◆ **Short exercise**:
Check every line of the material below for "left". Give the number of lines that have it, and only that.

Dataset records

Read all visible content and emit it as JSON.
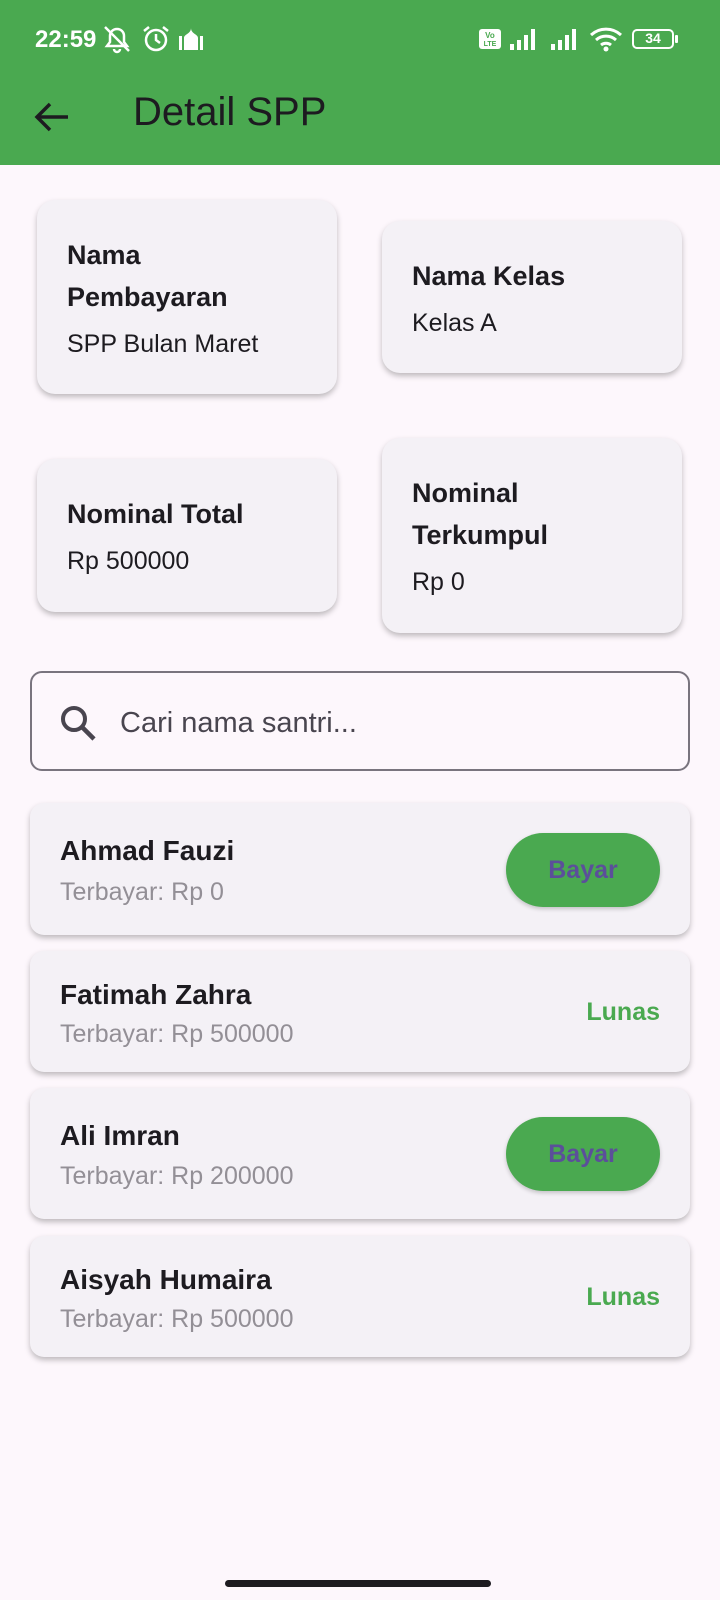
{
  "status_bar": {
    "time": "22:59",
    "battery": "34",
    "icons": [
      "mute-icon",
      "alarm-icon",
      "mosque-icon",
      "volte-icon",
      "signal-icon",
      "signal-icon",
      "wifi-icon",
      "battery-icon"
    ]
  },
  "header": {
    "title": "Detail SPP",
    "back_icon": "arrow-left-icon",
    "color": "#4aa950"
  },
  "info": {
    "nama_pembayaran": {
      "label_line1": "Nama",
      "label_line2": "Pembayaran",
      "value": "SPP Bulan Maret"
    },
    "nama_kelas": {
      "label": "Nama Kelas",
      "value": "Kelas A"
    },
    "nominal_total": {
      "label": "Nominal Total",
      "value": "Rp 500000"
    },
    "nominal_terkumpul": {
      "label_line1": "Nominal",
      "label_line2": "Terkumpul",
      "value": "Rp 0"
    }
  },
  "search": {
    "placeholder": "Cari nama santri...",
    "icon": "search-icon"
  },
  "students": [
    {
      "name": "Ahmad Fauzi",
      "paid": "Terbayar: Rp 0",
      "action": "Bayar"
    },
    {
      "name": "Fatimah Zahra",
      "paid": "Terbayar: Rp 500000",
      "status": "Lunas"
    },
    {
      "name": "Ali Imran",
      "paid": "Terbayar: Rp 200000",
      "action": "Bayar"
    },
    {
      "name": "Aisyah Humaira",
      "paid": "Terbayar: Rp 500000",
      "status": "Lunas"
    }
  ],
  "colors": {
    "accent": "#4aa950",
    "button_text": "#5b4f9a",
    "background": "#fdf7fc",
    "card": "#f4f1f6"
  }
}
* * *
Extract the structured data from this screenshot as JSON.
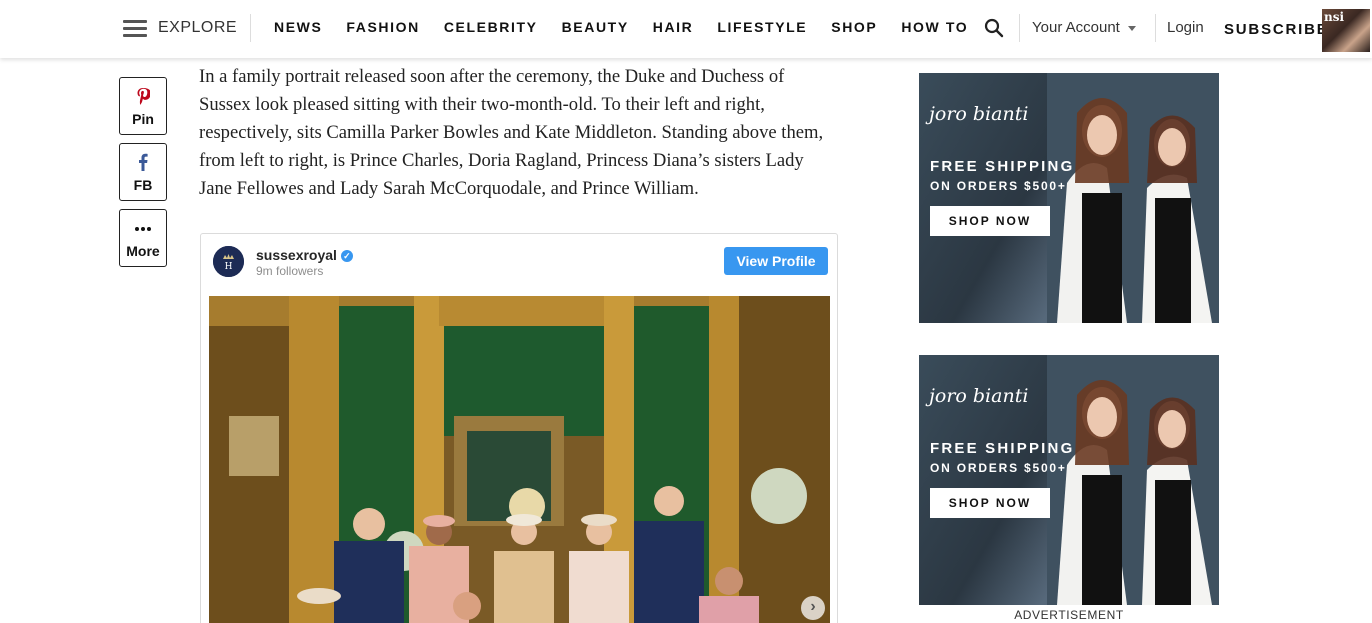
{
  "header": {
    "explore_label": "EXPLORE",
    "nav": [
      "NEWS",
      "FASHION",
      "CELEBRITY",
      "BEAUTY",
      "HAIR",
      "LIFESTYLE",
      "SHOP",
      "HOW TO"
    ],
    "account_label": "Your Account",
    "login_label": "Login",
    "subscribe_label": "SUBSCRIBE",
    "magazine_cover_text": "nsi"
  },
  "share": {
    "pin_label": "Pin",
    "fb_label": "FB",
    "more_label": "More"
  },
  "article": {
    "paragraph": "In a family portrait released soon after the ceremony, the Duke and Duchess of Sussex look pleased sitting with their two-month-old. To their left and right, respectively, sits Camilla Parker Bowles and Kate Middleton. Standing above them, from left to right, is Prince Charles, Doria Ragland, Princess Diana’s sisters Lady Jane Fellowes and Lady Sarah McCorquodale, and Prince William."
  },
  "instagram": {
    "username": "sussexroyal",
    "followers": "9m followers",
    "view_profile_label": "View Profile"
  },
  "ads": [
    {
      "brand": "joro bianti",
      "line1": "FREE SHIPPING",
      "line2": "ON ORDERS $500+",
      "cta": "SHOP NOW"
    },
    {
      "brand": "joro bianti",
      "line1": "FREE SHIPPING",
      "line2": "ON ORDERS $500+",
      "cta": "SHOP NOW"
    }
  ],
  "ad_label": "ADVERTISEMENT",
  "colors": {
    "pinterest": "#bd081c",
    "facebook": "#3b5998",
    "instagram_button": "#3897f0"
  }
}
--
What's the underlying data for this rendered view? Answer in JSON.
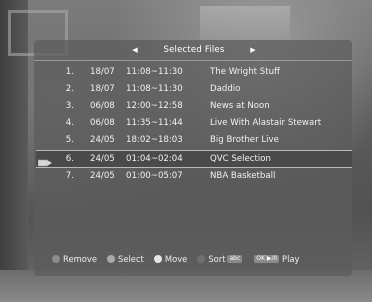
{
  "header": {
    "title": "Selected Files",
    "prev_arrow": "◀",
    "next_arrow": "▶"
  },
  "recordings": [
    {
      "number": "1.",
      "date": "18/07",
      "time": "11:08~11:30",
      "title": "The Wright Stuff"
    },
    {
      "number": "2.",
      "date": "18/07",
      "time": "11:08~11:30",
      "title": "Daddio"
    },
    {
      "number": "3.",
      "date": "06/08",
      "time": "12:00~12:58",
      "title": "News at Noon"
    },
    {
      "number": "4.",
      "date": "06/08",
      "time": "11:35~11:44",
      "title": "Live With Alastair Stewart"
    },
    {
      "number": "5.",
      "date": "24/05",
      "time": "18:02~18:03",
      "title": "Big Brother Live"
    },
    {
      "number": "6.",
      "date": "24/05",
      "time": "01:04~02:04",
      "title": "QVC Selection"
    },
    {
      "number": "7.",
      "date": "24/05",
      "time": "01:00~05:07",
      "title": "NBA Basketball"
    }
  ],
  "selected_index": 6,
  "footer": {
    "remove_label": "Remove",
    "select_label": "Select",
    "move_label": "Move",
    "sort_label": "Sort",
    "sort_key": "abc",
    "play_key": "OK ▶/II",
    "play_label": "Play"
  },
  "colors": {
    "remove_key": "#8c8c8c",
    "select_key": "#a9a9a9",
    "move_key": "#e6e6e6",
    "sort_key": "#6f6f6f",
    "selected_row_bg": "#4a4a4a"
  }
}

◆ **Expected output**:
2